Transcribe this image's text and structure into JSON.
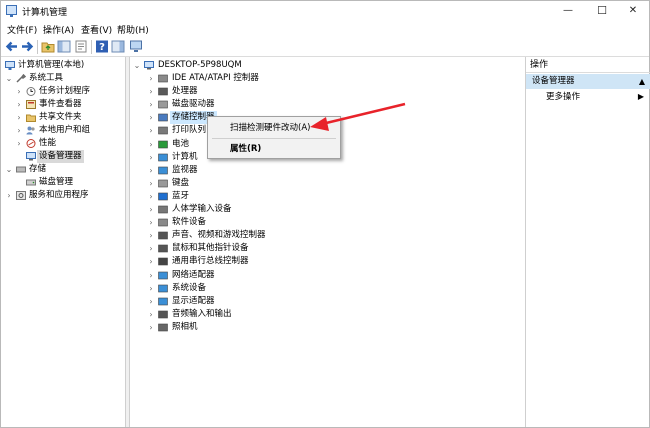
{
  "window": {
    "title": "计算机管理",
    "min": "—",
    "max": "☐",
    "close": "✕"
  },
  "menu": [
    "文件(F)",
    "操作(A)",
    "查看(V)",
    "帮助(H)"
  ],
  "left_tree": {
    "root": "计算机管理(本地)",
    "system_tools": "系统工具",
    "items": [
      "任务计划程序",
      "事件查看器",
      "共享文件夹",
      "本地用户和组",
      "性能",
      "设备管理器"
    ],
    "storage": "存储",
    "disk_mgmt": "磁盘管理",
    "services": "服务和应用程序"
  },
  "device_tree": {
    "root": "DESKTOP-5P98UQM",
    "items": [
      "IDE ATA/ATAPI 控制器",
      "处理器",
      "磁盘驱动器",
      "存储控制器",
      "打印队列",
      "电池",
      "计算机",
      "监视器",
      "键盘",
      "蓝牙",
      "人体学输入设备",
      "软件设备",
      "声音、视频和游戏控制器",
      "鼠标和其他指针设备",
      "通用串行总线控制器",
      "网络适配器",
      "系统设备",
      "显示适配器",
      "音频输入和输出",
      "照相机"
    ]
  },
  "context_menu": {
    "scan": "扫描检测硬件改动(A)",
    "props": "属性(R)"
  },
  "actions": {
    "header": "操作",
    "selected": "设备管理器",
    "more": "更多操作"
  },
  "colors": {
    "arrow": "#e8232a",
    "selection": "#cfe5f6",
    "accent": "#3b6fb6"
  }
}
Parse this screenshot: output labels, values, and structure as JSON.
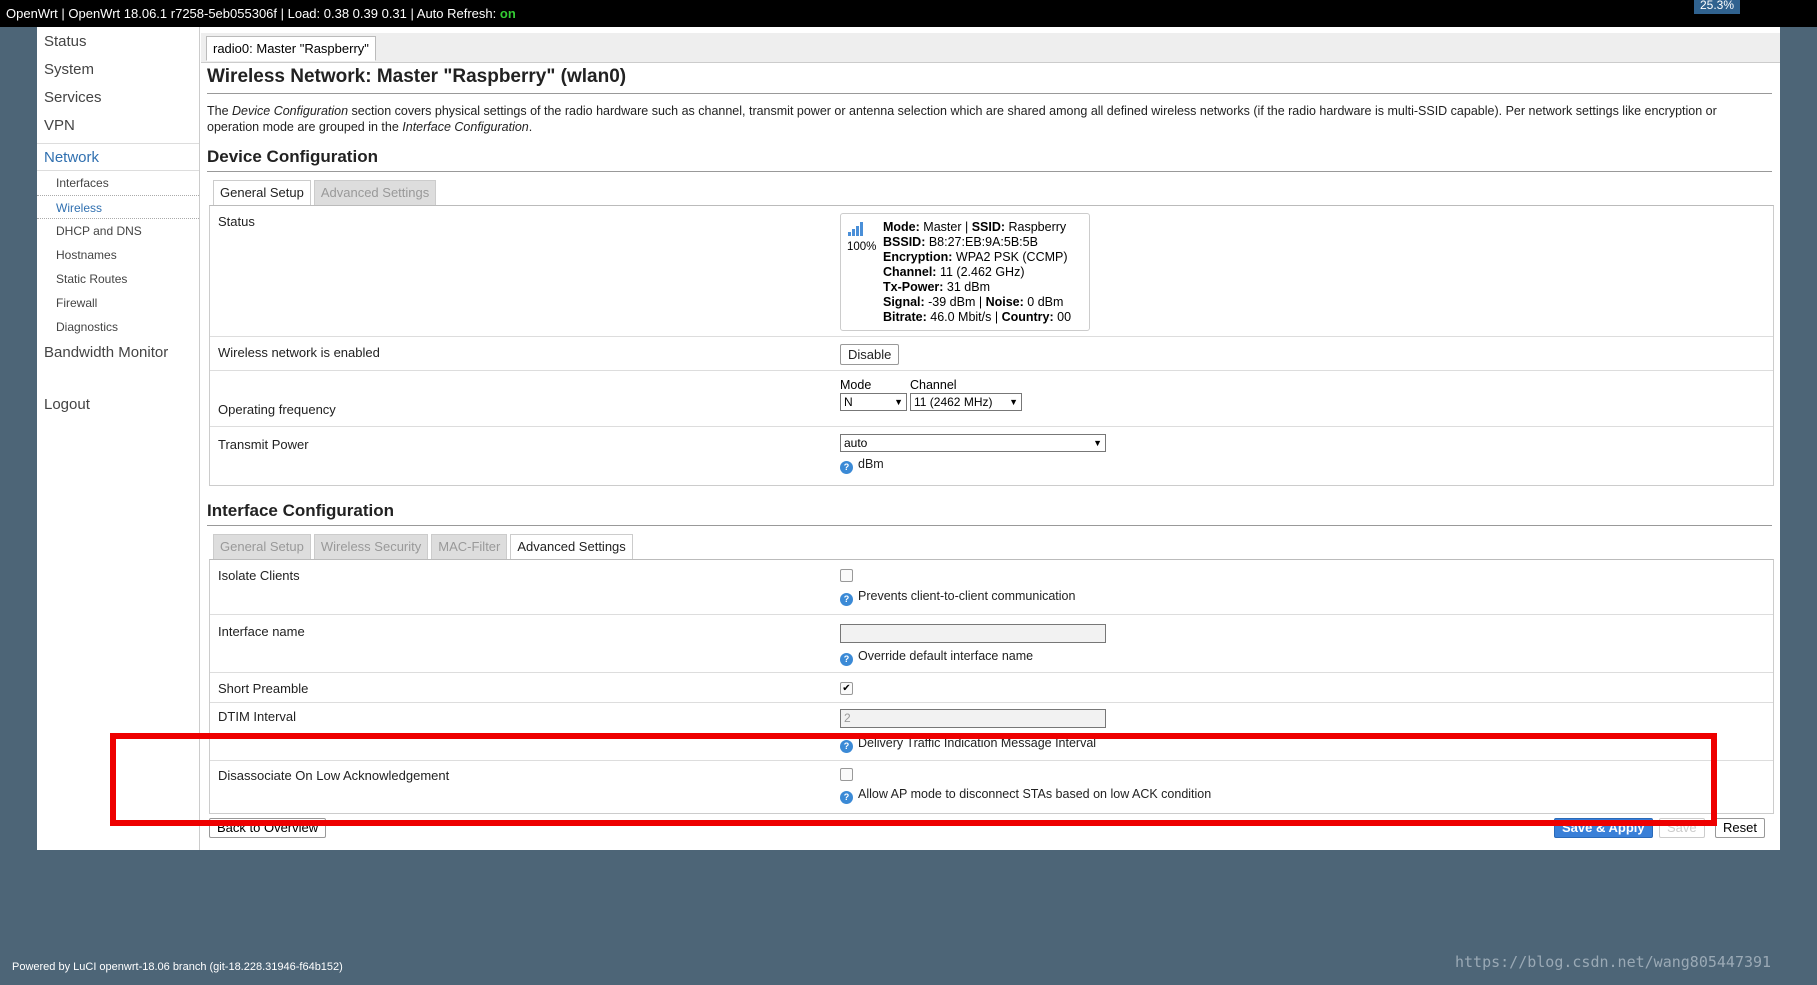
{
  "header": {
    "text": "OpenWrt | OpenWrt 18.06.1 r7258-5eb055306f | Load: 0.38 0.39 0.31 | Auto Refresh: ",
    "auto_refresh_state": "on",
    "load_badge": "25.3%"
  },
  "sidebar": {
    "items": [
      "Status",
      "System",
      "Services",
      "VPN"
    ],
    "network": "Network",
    "network_sub": [
      "Interfaces",
      "Wireless",
      "DHCP and DNS",
      "Hostnames",
      "Static Routes",
      "Firewall",
      "Diagnostics"
    ],
    "bandwidth": "Bandwidth Monitor",
    "logout": "Logout"
  },
  "top_tab": "radio0: Master \"Raspberry\"",
  "page_title": "Wireless Network: Master \"Raspberry\" (wlan0)",
  "description": {
    "p1": "The ",
    "em1": "Device Configuration",
    "p2": " section covers physical settings of the radio hardware such as channel, transmit power or antenna selection which are shared among all defined wireless networks (if the radio hardware is multi-SSID capable). Per network settings like encryption or operation mode are grouped in the ",
    "em2": "Interface Configuration",
    "p3": "."
  },
  "device_config": {
    "title": "Device Configuration",
    "tabs": [
      "General Setup",
      "Advanced Settings"
    ],
    "status_label": "Status",
    "status": {
      "signal_percent": "100%",
      "mode_k": "Mode:",
      "mode_v": " Master | ",
      "ssid_k": "SSID:",
      "ssid_v": " Raspberry",
      "bssid_k": "BSSID:",
      "bssid_v": " B8:27:EB:9A:5B:5B",
      "enc_k": "Encryption:",
      "enc_v": " WPA2 PSK (CCMP)",
      "chan_k": "Channel:",
      "chan_v": " 11 (2.462 GHz)",
      "tx_k": "Tx-Power:",
      "tx_v": " 31 dBm",
      "sig_k": "Signal:",
      "sig_v": " -39 dBm | ",
      "noise_k": "Noise:",
      "noise_v": " 0 dBm",
      "bit_k": "Bitrate:",
      "bit_v": " 46.0 Mbit/s | ",
      "country_k": "Country:",
      "country_v": " 00"
    },
    "enabled_label": "Wireless network is enabled",
    "disable_button": "Disable",
    "freq_label": "Operating frequency",
    "mode_label": "Mode",
    "mode_value": "N",
    "channel_label": "Channel",
    "channel_value": "11 (2462 MHz)",
    "txpower_label": "Transmit Power",
    "txpower_value": "auto",
    "txpower_unit": "dBm"
  },
  "interface_config": {
    "title": "Interface Configuration",
    "tabs": [
      "General Setup",
      "Wireless Security",
      "MAC-Filter",
      "Advanced Settings"
    ],
    "isolate_label": "Isolate Clients",
    "isolate_help": "Prevents client-to-client communication",
    "ifname_label": "Interface name",
    "ifname_help": "Override default interface name",
    "short_preamble_label": "Short Preamble",
    "dtim_label": "DTIM Interval",
    "dtim_placeholder": "2",
    "dtim_help": "Delivery Traffic Indication Message Interval",
    "disassoc_label": "Disassociate On Low Acknowledgement",
    "disassoc_help": "Allow AP mode to disconnect STAs based on low ACK condition"
  },
  "actions": {
    "back": "Back to Overview",
    "save_apply": "Save & Apply",
    "save": "Save",
    "reset": "Reset"
  },
  "footer": "Powered by LuCI openwrt-18.06 branch (git-18.228.31946-f64b152)",
  "watermark": "https://blog.csdn.net/wang805447391",
  "colors": {
    "accent": "#3070b0",
    "highlight": "#ee0000",
    "background": "#4d6577"
  }
}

::::::

**EXERCISE PROMPT**
Reproduce all of the material exactly, apart from the pictures.

**RESULT FOR THIS TASK**
Transcribe this image's text and structure into JSON.
{
  "window": {
    "title": "计算机管理",
    "min": "—",
    "max": "☐",
    "close": "✕"
  },
  "menu": [
    "文件(F)",
    "操作(A)",
    "查看(V)",
    "帮助(H)"
  ],
  "left_tree": {
    "root": "计算机管理(本地)",
    "system_tools": "系统工具",
    "items": [
      "任务计划程序",
      "事件查看器",
      "共享文件夹",
      "本地用户和组",
      "性能",
      "设备管理器"
    ],
    "storage": "存储",
    "disk_mgmt": "磁盘管理",
    "services": "服务和应用程序"
  },
  "device_tree": {
    "root": "DESKTOP-5P98UQM",
    "items": [
      "IDE ATA/ATAPI 控制器",
      "处理器",
      "磁盘驱动器",
      "存储控制器",
      "打印队列",
      "电池",
      "计算机",
      "监视器",
      "键盘",
      "蓝牙",
      "人体学输入设备",
      "软件设备",
      "声音、视频和游戏控制器",
      "鼠标和其他指针设备",
      "通用串行总线控制器",
      "网络适配器",
      "系统设备",
      "显示适配器",
      "音频输入和输出",
      "照相机"
    ]
  },
  "context_menu": {
    "scan": "扫描检测硬件改动(A)",
    "props": "属性(R)"
  },
  "actions": {
    "header": "操作",
    "selected": "设备管理器",
    "more": "更多操作"
  },
  "colors": {
    "arrow": "#e8232a",
    "selection": "#cfe5f6",
    "accent": "#3b6fb6"
  }
}
Parse this screenshot: output labels, values, and structure as JSON.
{
  "header": {
    "text": "OpenWrt | OpenWrt 18.06.1 r7258-5eb055306f | Load: 0.38 0.39 0.31 | Auto Refresh: ",
    "auto_refresh_state": "on",
    "load_badge": "25.3%"
  },
  "sidebar": {
    "items": [
      "Status",
      "System",
      "Services",
      "VPN"
    ],
    "network": "Network",
    "network_sub": [
      "Interfaces",
      "Wireless",
      "DHCP and DNS",
      "Hostnames",
      "Static Routes",
      "Firewall",
      "Diagnostics"
    ],
    "bandwidth": "Bandwidth Monitor",
    "logout": "Logout"
  },
  "top_tab": "radio0: Master \"Raspberry\"",
  "page_title": "Wireless Network: Master \"Raspberry\" (wlan0)",
  "description": {
    "p1": "The ",
    "em1": "Device Configuration",
    "p2": " section covers physical settings of the radio hardware such as channel, transmit power or antenna selection which are shared among all defined wireless networks (if the radio hardware is multi-SSID capable). Per network settings like encryption or operation mode are grouped in the ",
    "em2": "Interface Configuration",
    "p3": "."
  },
  "device_config": {
    "title": "Device Configuration",
    "tabs": [
      "General Setup",
      "Advanced Settings"
    ],
    "status_label": "Status",
    "status": {
      "signal_percent": "100%",
      "mode_k": "Mode:",
      "mode_v": " Master | ",
      "ssid_k": "SSID:",
      "ssid_v": " Raspberry",
      "bssid_k": "BSSID:",
      "bssid_v": " B8:27:EB:9A:5B:5B",
      "enc_k": "Encryption:",
      "enc_v": " WPA2 PSK (CCMP)",
      "chan_k": "Channel:",
      "chan_v": " 11 (2.462 GHz)",
      "tx_k": "Tx-Power:",
      "tx_v": " 31 dBm",
      "sig_k": "Signal:",
      "sig_v": " -39 dBm | ",
      "noise_k": "Noise:",
      "noise_v": " 0 dBm",
      "bit_k": "Bitrate:",
      "bit_v": " 46.0 Mbit/s | ",
      "country_k": "Country:",
      "country_v": " 00"
    },
    "enabled_label": "Wireless network is enabled",
    "disable_button": "Disable",
    "freq_label": "Operating frequency",
    "mode_label": "Mode",
    "mode_value": "N",
    "channel_label": "Channel",
    "channel_value": "11 (2462 MHz)",
    "txpower_label": "Transmit Power",
    "txpower_value": "auto",
    "txpower_unit": "dBm"
  },
  "interface_config": {
    "title": "Interface Configuration",
    "tabs": [
      "General Setup",
      "Wireless Security",
      "MAC-Filter",
      "Advanced Settings"
    ],
    "isolate_label": "Isolate Clients",
    "isolate_help": "Prevents client-to-client communication",
    "ifname_label": "Interface name",
    "ifname_help": "Override default interface name",
    "short_preamble_label": "Short Preamble",
    "dtim_label": "DTIM Interval",
    "dtim_placeholder": "2",
    "dtim_help": "Delivery Traffic Indication Message Interval",
    "disassoc_label": "Disassociate On Low Acknowledgement",
    "disassoc_help": "Allow AP mode to disconnect STAs based on low ACK condition"
  },
  "actions": {
    "back": "Back to Overview",
    "save_apply": "Save & Apply",
    "save": "Save",
    "reset": "Reset"
  },
  "footer": "Powered by LuCI openwrt-18.06 branch (git-18.228.31946-f64b152)",
  "watermark": "https://blog.csdn.net/wang805447391",
  "colors": {
    "accent": "#3070b0",
    "highlight": "#ee0000",
    "background": "#4d6577"
  }
}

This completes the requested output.